*Task to complete*
Keep the pictures out of the copy and print all the entries below exactly.

* * *

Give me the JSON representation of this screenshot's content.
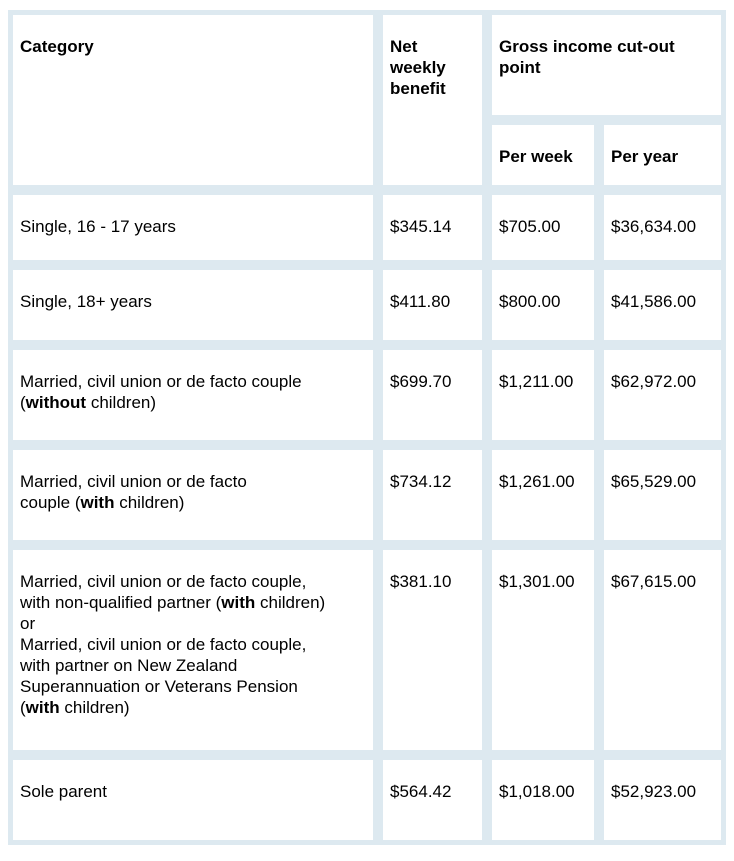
{
  "colors": {
    "border": "#dde9f0",
    "cell_bg": "#ffffff",
    "text": "#000000",
    "page_bg": "#ffffff"
  },
  "table": {
    "headers": {
      "category": "Category",
      "net_weekly": "Net\nweekly\nbenefit",
      "gross": "Gross income cut-out\npoint",
      "per_week": "Per week",
      "per_year": "Per year"
    },
    "rows": [
      {
        "category": [
          {
            "text": "Single, 16 - 17 years",
            "bold": false
          }
        ],
        "net_weekly": "$345.14",
        "per_week": "$705.00",
        "per_year": "$36,634.00"
      },
      {
        "category": [
          {
            "text": "Single, 18+ years",
            "bold": false
          }
        ],
        "net_weekly": "$411.80",
        "per_week": "$800.00",
        "per_year": "$41,586.00"
      },
      {
        "category": [
          {
            "text": "Married, civil union or de facto couple\n(",
            "bold": false
          },
          {
            "text": "without",
            "bold": true
          },
          {
            "text": " children)",
            "bold": false
          }
        ],
        "net_weekly": "$699.70",
        "per_week": "$1,211.00",
        "per_year": "$62,972.00"
      },
      {
        "category": [
          {
            "text": "Married, civil union or de facto\ncouple (",
            "bold": false
          },
          {
            "text": "with",
            "bold": true
          },
          {
            "text": " children)",
            "bold": false
          }
        ],
        "net_weekly": "$734.12",
        "per_week": "$1,261.00",
        "per_year": "$65,529.00"
      },
      {
        "category": [
          {
            "text": "Married, civil union or de facto couple,\nwith non-qualified partner (",
            "bold": false
          },
          {
            "text": "with",
            "bold": true
          },
          {
            "text": " children)\nor\nMarried, civil union or de facto couple,\nwith partner on New Zealand\nSuperannuation or Veterans Pension\n(",
            "bold": false
          },
          {
            "text": "with",
            "bold": true
          },
          {
            "text": " children)",
            "bold": false
          }
        ],
        "net_weekly": "$381.10",
        "per_week": "$1,301.00",
        "per_year": "$67,615.00"
      },
      {
        "category": [
          {
            "text": "Sole parent",
            "bold": false
          }
        ],
        "net_weekly": "$564.42",
        "per_week": "$1,018.00",
        "per_year": "$52,923.00"
      }
    ]
  }
}
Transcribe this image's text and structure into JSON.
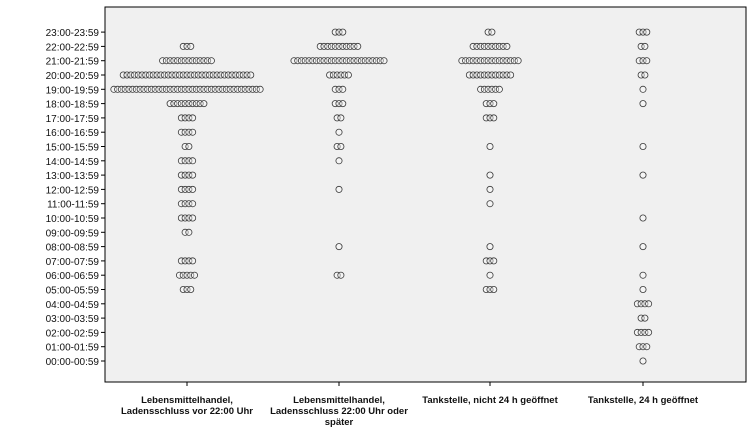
{
  "chart_data": {
    "type": "scatter",
    "title": "",
    "xlabel": "",
    "ylabel": "",
    "categories": [
      "Lebensmittelhandel,\nLadensschluss vor 22:00 Uhr",
      "Lebensmittelhandel,\nLadensschluss 22:00 Uhr oder\nspäter",
      "Tankstelle, nicht 24 h geöffnet",
      "Tankstelle, 24 h geöffnet"
    ],
    "y_categories": [
      "00:00-00:59",
      "01:00-01:59",
      "02:00-02:59",
      "03:00-03:59",
      "04:00-04:59",
      "05:00-05:59",
      "06:00-06:59",
      "07:00-07:59",
      "08:00-08:59",
      "09:00-09:59",
      "10:00-10:59",
      "11:00-11:59",
      "12:00-12:59",
      "13:00-13:59",
      "14:00-14:59",
      "15:00-15:59",
      "16:00-16:59",
      "17:00-17:59",
      "18:00-18:59",
      "19:00-19:59",
      "20:00-20:59",
      "21:00-21:59",
      "22:00-22:59",
      "23:00-23:59"
    ],
    "marker": "open circle",
    "stacking": "horizontal dot stacks centered on each category",
    "grid": false,
    "legend": "none",
    "series": [
      {
        "category": "Lebensmittelhandel,\nLadensschluss vor 22:00 Uhr",
        "counts": [
          0,
          0,
          0,
          0,
          0,
          3,
          5,
          4,
          0,
          2,
          4,
          4,
          4,
          4,
          4,
          2,
          4,
          4,
          10,
          40,
          35,
          14,
          3,
          0
        ]
      },
      {
        "category": "Lebensmittelhandel,\nLadensschluss 22:00 Uhr oder\nspäter",
        "counts": [
          0,
          0,
          0,
          0,
          0,
          0,
          2,
          0,
          1,
          0,
          0,
          0,
          1,
          0,
          1,
          2,
          1,
          2,
          3,
          3,
          6,
          25,
          11,
          3
        ]
      },
      {
        "category": "Tankstelle, nicht 24 h geöffnet",
        "counts": [
          0,
          0,
          0,
          0,
          0,
          3,
          1,
          3,
          1,
          0,
          0,
          1,
          1,
          1,
          0,
          1,
          0,
          3,
          3,
          6,
          12,
          16,
          10,
          2
        ]
      },
      {
        "category": "Tankstelle, 24 h geöffnet",
        "counts": [
          1,
          3,
          4,
          2,
          4,
          1,
          1,
          0,
          1,
          0,
          1,
          0,
          0,
          1,
          0,
          1,
          0,
          0,
          1,
          1,
          2,
          3,
          2,
          3
        ]
      }
    ]
  },
  "colors": {
    "plot_background": "#f0f0f0",
    "frame": "#000000",
    "marker_stroke": "#3a3a3a",
    "marker_fill": "#ffffff",
    "text": "#111111"
  }
}
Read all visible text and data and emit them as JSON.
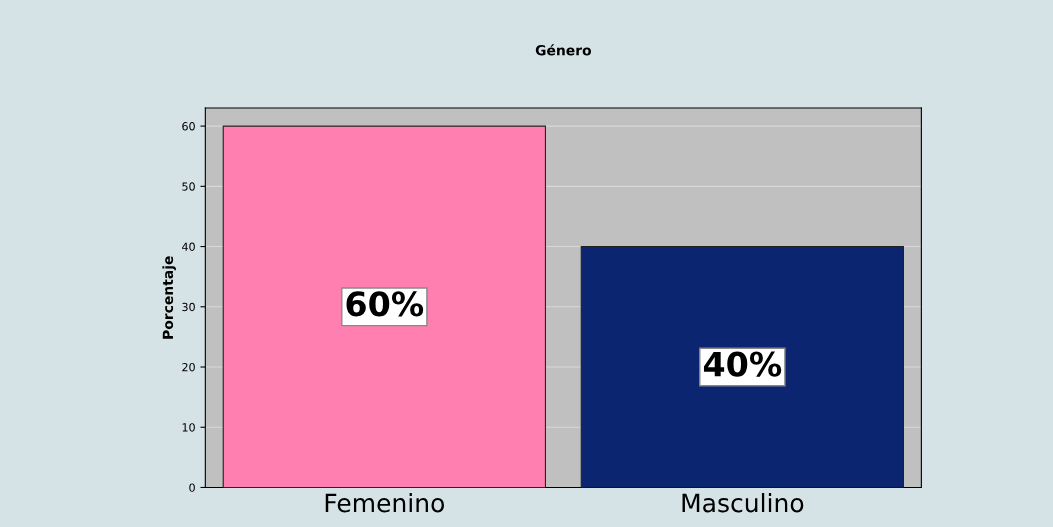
{
  "chart_data": {
    "type": "bar",
    "title": "Género",
    "ylabel": "Porcentaje",
    "categories": [
      "Femenino",
      "Masculino"
    ],
    "values": [
      60,
      40
    ],
    "colors": [
      "#ff80b0",
      "#0c2570"
    ],
    "value_labels": [
      "60%",
      "40%"
    ],
    "ylim": [
      0,
      63
    ],
    "yticks": [
      0,
      10,
      20,
      30,
      40,
      50,
      60
    ],
    "grid": "y",
    "legend": false
  }
}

* * *

*Task answer*
Give me the JSON representation of this screenshot's content.
{
  "colors": {
    "border": "#dde9f0",
    "cell_bg": "#ffffff",
    "text": "#000000",
    "page_bg": "#ffffff"
  },
  "table": {
    "headers": {
      "category": "Category",
      "net_weekly": "Net\nweekly\nbenefit",
      "gross": "Gross income cut-out\npoint",
      "per_week": "Per week",
      "per_year": "Per year"
    },
    "rows": [
      {
        "category": [
          {
            "text": "Single, 16 - 17 years",
            "bold": false
          }
        ],
        "net_weekly": "$345.14",
        "per_week": "$705.00",
        "per_year": "$36,634.00"
      },
      {
        "category": [
          {
            "text": "Single, 18+ years",
            "bold": false
          }
        ],
        "net_weekly": "$411.80",
        "per_week": "$800.00",
        "per_year": "$41,586.00"
      },
      {
        "category": [
          {
            "text": "Married, civil union or de facto couple\n(",
            "bold": false
          },
          {
            "text": "without",
            "bold": true
          },
          {
            "text": " children)",
            "bold": false
          }
        ],
        "net_weekly": "$699.70",
        "per_week": "$1,211.00",
        "per_year": "$62,972.00"
      },
      {
        "category": [
          {
            "text": "Married, civil union or de facto\ncouple (",
            "bold": false
          },
          {
            "text": "with",
            "bold": true
          },
          {
            "text": " children)",
            "bold": false
          }
        ],
        "net_weekly": "$734.12",
        "per_week": "$1,261.00",
        "per_year": "$65,529.00"
      },
      {
        "category": [
          {
            "text": "Married, civil union or de facto couple,\nwith non-qualified partner (",
            "bold": false
          },
          {
            "text": "with",
            "bold": true
          },
          {
            "text": " children)\nor\nMarried, civil union or de facto couple,\nwith partner on New Zealand\nSuperannuation or Veterans Pension\n(",
            "bold": false
          },
          {
            "text": "with",
            "bold": true
          },
          {
            "text": " children)",
            "bold": false
          }
        ],
        "net_weekly": "$381.10",
        "per_week": "$1,301.00",
        "per_year": "$67,615.00"
      },
      {
        "category": [
          {
            "text": "Sole parent",
            "bold": false
          }
        ],
        "net_weekly": "$564.42",
        "per_week": "$1,018.00",
        "per_year": "$52,923.00"
      }
    ]
  }
}
Transcribe this image's text and structure into JSON.
{
  "chart_data": {
    "type": "scatter",
    "title": "",
    "xlabel": "",
    "ylabel": "",
    "categories": [
      "Lebensmittelhandel,\nLadensschluss vor 22:00 Uhr",
      "Lebensmittelhandel,\nLadensschluss 22:00 Uhr oder\nspäter",
      "Tankstelle, nicht 24 h geöffnet",
      "Tankstelle, 24 h geöffnet"
    ],
    "y_categories": [
      "00:00-00:59",
      "01:00-01:59",
      "02:00-02:59",
      "03:00-03:59",
      "04:00-04:59",
      "05:00-05:59",
      "06:00-06:59",
      "07:00-07:59",
      "08:00-08:59",
      "09:00-09:59",
      "10:00-10:59",
      "11:00-11:59",
      "12:00-12:59",
      "13:00-13:59",
      "14:00-14:59",
      "15:00-15:59",
      "16:00-16:59",
      "17:00-17:59",
      "18:00-18:59",
      "19:00-19:59",
      "20:00-20:59",
      "21:00-21:59",
      "22:00-22:59",
      "23:00-23:59"
    ],
    "marker": "open circle",
    "stacking": "horizontal dot stacks centered on each category",
    "grid": false,
    "legend": "none",
    "series": [
      {
        "category": "Lebensmittelhandel,\nLadensschluss vor 22:00 Uhr",
        "counts": [
          0,
          0,
          0,
          0,
          0,
          3,
          5,
          4,
          0,
          2,
          4,
          4,
          4,
          4,
          4,
          2,
          4,
          4,
          10,
          40,
          35,
          14,
          3,
          0
        ]
      },
      {
        "category": "Lebensmittelhandel,\nLadensschluss 22:00 Uhr oder\nspäter",
        "counts": [
          0,
          0,
          0,
          0,
          0,
          0,
          2,
          0,
          1,
          0,
          0,
          0,
          1,
          0,
          1,
          2,
          1,
          2,
          3,
          3,
          6,
          25,
          11,
          3
        ]
      },
      {
        "category": "Tankstelle, nicht 24 h geöffnet",
        "counts": [
          0,
          0,
          0,
          0,
          0,
          3,
          1,
          3,
          1,
          0,
          0,
          1,
          1,
          1,
          0,
          1,
          0,
          3,
          3,
          6,
          12,
          16,
          10,
          2
        ]
      },
      {
        "category": "Tankstelle, 24 h geöffnet",
        "counts": [
          1,
          3,
          4,
          2,
          4,
          1,
          1,
          0,
          1,
          0,
          1,
          0,
          0,
          1,
          0,
          1,
          0,
          0,
          1,
          1,
          2,
          3,
          2,
          3
        ]
      }
    ]
  },
  "colors": {
    "plot_background": "#f0f0f0",
    "frame": "#000000",
    "marker_stroke": "#3a3a3a",
    "marker_fill": "#ffffff",
    "text": "#111111"
  }
}
Read all visible text and data and emit them as JSON.
{
  "chart_data": {
    "type": "bar",
    "title": "Género",
    "ylabel": "Porcentaje",
    "categories": [
      "Femenino",
      "Masculino"
    ],
    "values": [
      60,
      40
    ],
    "colors": [
      "#ff80b0",
      "#0c2570"
    ],
    "value_labels": [
      "60%",
      "40%"
    ],
    "ylim": [
      0,
      63
    ],
    "yticks": [
      0,
      10,
      20,
      30,
      40,
      50,
      60
    ],
    "grid": "y",
    "legend": false
  }
}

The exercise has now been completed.